▶ _Your objective_: Quote every entry word for word.

[Saved entries]
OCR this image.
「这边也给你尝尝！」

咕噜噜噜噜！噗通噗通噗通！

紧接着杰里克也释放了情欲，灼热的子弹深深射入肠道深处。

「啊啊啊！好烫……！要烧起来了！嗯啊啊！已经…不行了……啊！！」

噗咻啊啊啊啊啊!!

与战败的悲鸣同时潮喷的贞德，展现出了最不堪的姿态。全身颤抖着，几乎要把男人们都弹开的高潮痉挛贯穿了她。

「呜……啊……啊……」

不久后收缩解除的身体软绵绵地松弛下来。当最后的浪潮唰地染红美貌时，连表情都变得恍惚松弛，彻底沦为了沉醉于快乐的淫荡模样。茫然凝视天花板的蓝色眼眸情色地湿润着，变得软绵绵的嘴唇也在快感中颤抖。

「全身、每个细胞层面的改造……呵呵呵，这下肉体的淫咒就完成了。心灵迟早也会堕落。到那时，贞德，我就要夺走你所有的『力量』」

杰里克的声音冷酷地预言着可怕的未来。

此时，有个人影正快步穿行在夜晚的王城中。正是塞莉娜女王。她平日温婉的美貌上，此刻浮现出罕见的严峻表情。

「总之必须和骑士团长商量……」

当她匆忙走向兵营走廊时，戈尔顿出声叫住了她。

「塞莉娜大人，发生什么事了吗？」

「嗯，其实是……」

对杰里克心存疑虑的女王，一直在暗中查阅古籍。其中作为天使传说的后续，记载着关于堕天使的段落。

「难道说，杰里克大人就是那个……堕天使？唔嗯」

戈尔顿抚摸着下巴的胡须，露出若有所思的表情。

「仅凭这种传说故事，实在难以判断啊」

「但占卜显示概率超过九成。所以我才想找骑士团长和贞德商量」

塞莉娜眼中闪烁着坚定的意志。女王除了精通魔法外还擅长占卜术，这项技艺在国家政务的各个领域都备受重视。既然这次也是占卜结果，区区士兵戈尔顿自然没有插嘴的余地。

▶ _Written solution_:
OCR this image.
「这边也给你尝尝！」

咕噜噜噜噜！噗通噗通噗通！

紧接着杰里克也释放了情欲，灼热的子弹深深射入肠道深处。

「啊啊啊！好烫……！要烧起来了！嗯啊啊！已经…不行了……啊！！」

噗咻啊啊啊啊啊!!

与战败的悲鸣同时潮喷的贞德，展现出了最不堪的姿态。全身颤抖着，几乎要把男人们都弹开的高潮痉挛贯穿了她。

「呜……啊……啊……」

不久后收缩解除的身体软绵绵地松弛下来。当最后的浪潮唰地染红美貌时，连表情都变得恍惚松弛，彻底沦为了沉醉于快乐的淫荡模样。茫然凝视天花板的蓝色眼眸情色地湿润着，变得软绵绵的嘴唇也在快感中颤抖。

「全身、每个细胞层面的改造……呵呵呵，这下肉体的淫咒就完成了。心灵迟早也会堕落。到那时，贞德，我就要夺走你所有的『力量』」

杰里克的声音冷酷地预言着可怕的未来。

此时，有个人影正快步穿行在夜晚的王城中。正是塞莉娜女王。她平日温婉的美貌上，此刻浮现出罕见的严峻表情。

「总之必须和骑士团长商量……」

当她匆忙走向兵营走廊时，戈尔顿出声叫住了她。

「塞莉娜大人，发生什么事了吗？」

「嗯，其实是……」

对杰里克心存疑虑的女王，一直在暗中查阅古籍。其中作为天使传说的后续，记载着关于堕天使的段落。

「难道说，杰里克大人就是那个……堕天使？唔嗯」

戈尔顿抚摸着下巴的胡须，露出若有所思的表情。

「仅凭这种传说故事，实在难以判断啊」

「但占卜显示概率超过九成。所以我才想找骑士团长和贞德商量」

塞莉娜眼中闪烁着坚定的意志。女王除了精通魔法外还擅长占卜术，这项技艺在国家政务的各个领域都备受重视。既然这次也是占卜结果，区区士兵戈尔顿自然没有插嘴的余地。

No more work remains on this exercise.